** START **

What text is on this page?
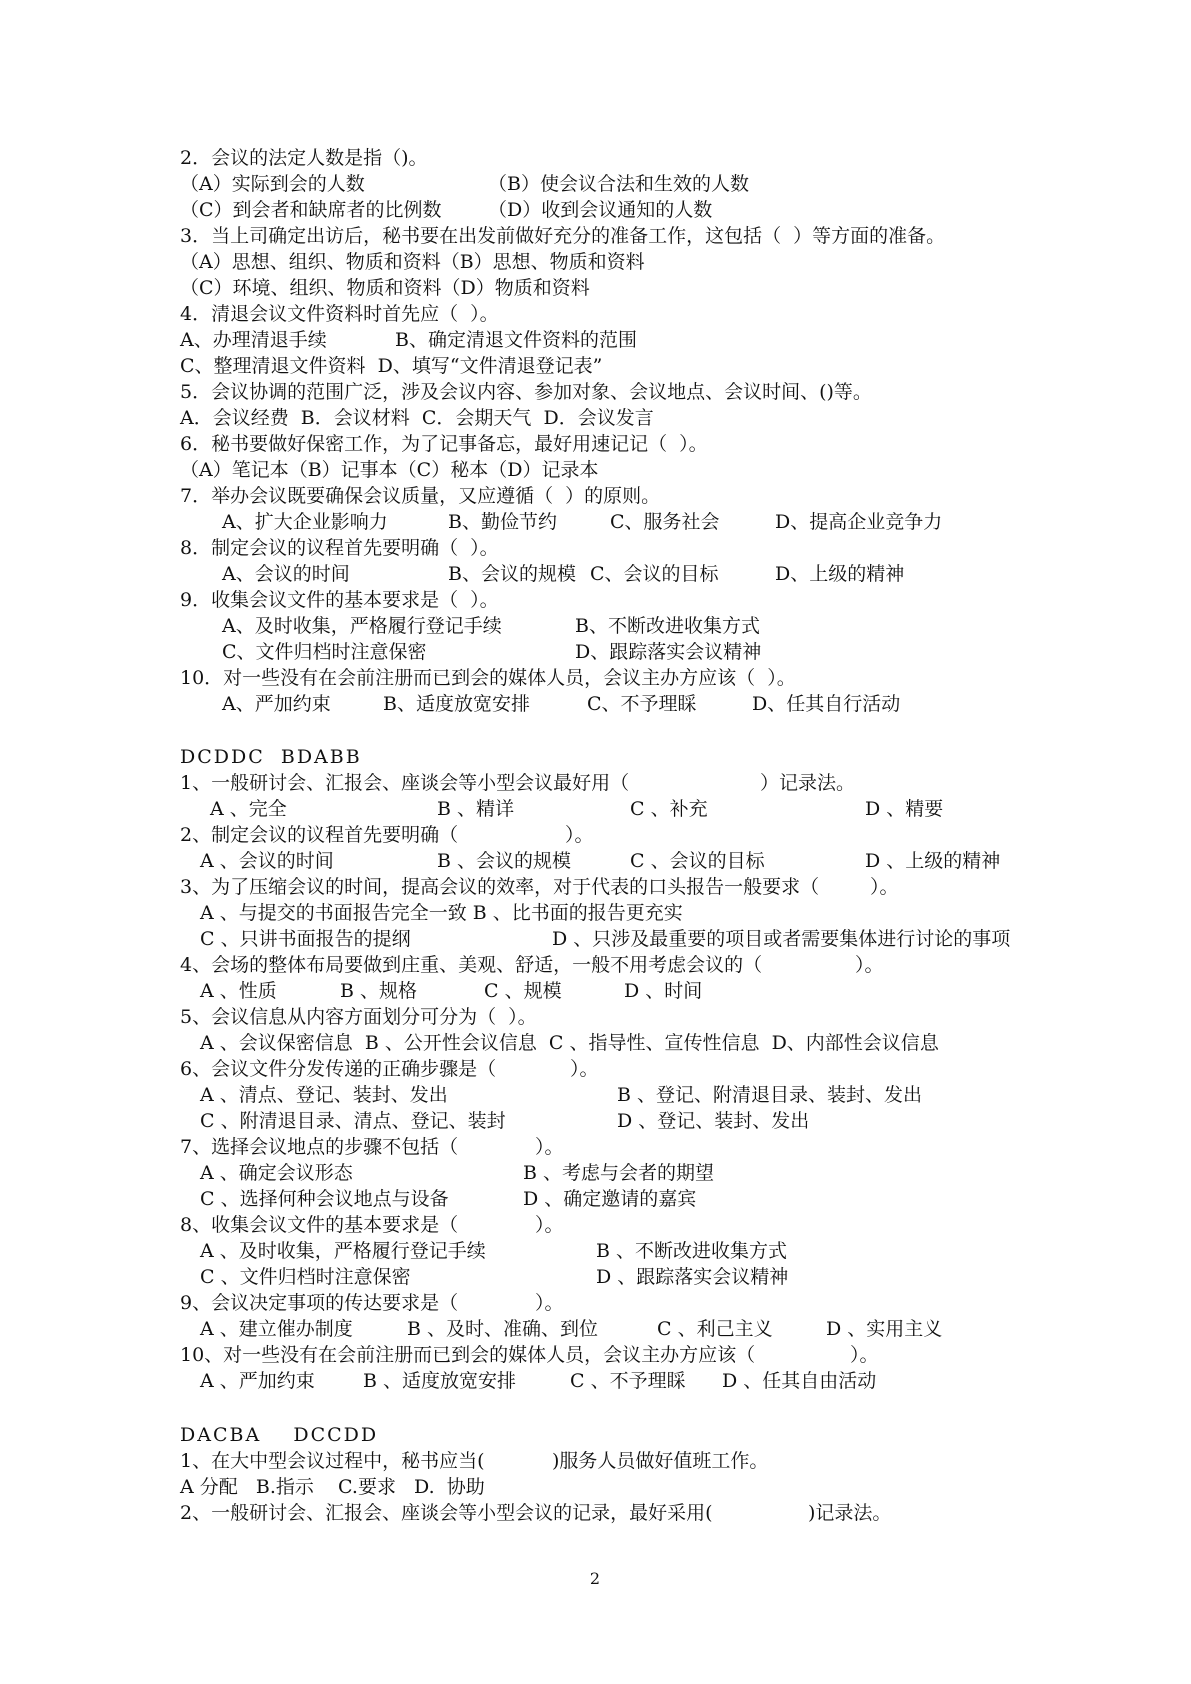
2
2．会议的法定人数是指（)。
（A）实际到会的人数	（B）使会议合法和生效的人数
（C）到会者和缺席者的比例数 （D）收到会议通知的人数
3．当上司确定出访后，秘书要在出发前做好充分的准备工作，这包括（  ）等方面的准备。
（A）思想、组织、物质和资料（B）思想、物质和资料
（C）环境、组织、物质和资料（D）物质和资料
4．清退会议文件资料时首先应（  ）。
A、办理清退手续	B、确定清退文件资料的范围
C、整理清退文件资料  D、填写“文件清退登记表”
5．会议协调的范围广泛，涉及会议内容、参加对象、会议地点、会议时间、()等。
A．会议经费  B．会议材料  C．会期天气  D．会议发言
6．秘书要做好保密工作，为了记事备忘，最好用速记记（  ）。
（A）笔记本（B）记事本（C）秘本（D）记录本
7．举办会议既要确保会议质量，又应遵循（  ）的原则。
A、扩大企业影响力	B、勤俭节约	C、服务社会	D、提高企业竞争力
8．制定会议的议程首先要明确（  ）。
A、会议的时间	B、会议的规模 C、会议的目标	D、上级的精神
9．收集会议文件的基本要求是（  ）。
A、及时收集，严格履行登记手续	B、不断改进收集方式
C、文件归档时注意保密	D、跟踪落实会议精神
10．对一些没有在会前注册而已到会的媒体人员，会议主办方应该（  ）。
A、严加约束	B、适度放宽安排	C、不予理睬	D、任其自行活动
DCDDC  BDABB
1、一般研讨会、汇报会、座谈会等小型会议最好用（	）记录法。
A 、完全	B 、精详	C 、补充	D 、精要
2、制定会议的议程首先要明确（	）。
A 、会议的时间	B 、会议的规模	C 、会议的目标	D 、上级的精神
3、为了压缩会议的时间，提高会议的效率，对于代表的口头报告一般要求（	）。
A 、与提交的书面报告完全一致 B 、比书面的报告更充实
C 、只讲书面报告的提纲	D 、只涉及最重要的项目或者需要集体进行讨论的事项
4、会场的整体布局要做到庄重、美观、舒适，一般不用考虑会议的（	）。
A 、性质	B 、规格	C 、规模	D 、时间
5、会议信息从内容方面划分可分为（  ）。
A 、会议保密信息  B 、公开性会议信息  C 、指导性、宣传性信息  D、内部性会议信息
6、会议文件分发传递的正确步骤是（	）。
A 、清点、登记、装封、发出	B 、登记、附清退目录、装封、发出
C 、附清退目录、清点、登记、装封	D 、登记、装封、发出
7、选择会议地点的步骤不包括（	）。
A 、确定会议形态	B 、考虑与会者的期望
C 、选择何种会议地点与设备	D 、确定邀请的嘉宾
8、收集会议文件的基本要求是（	）。
A 、及时收集，严格履行登记手续	B 、不断改进收集方式
C 、文件归档时注意保密	D 、跟踪落实会议精神
9、会议决定事项的传达要求是（	）。
A 、建立催办制度	B 、及时、准确、到位	C 、利己主义	D 、实用主义
10、对一些没有在会前注册而已到会的媒体人员，会议主办方应该（	）。
A 、严加约束	B 、适度放宽安排	C 、不予理睬 D 、任其自由活动
DACBA    DCCDD
1、在大中型会议过程中，秘书应当(	)服务人员做好值班工作。
A 分配   B.指示    C.要求   D.  协助
2、一般研讨会、汇报会、座谈会等小型会议的记录，最好采用(	)记录法。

** END **

Display every line of the listing that contains the string "上级的精神".

A、会议的时间	B、会议的规模 C、会议的目标	D、上级的精神
A 、会议的时间	B 、会议的规模	C 、会议的目标	D 、上级的精神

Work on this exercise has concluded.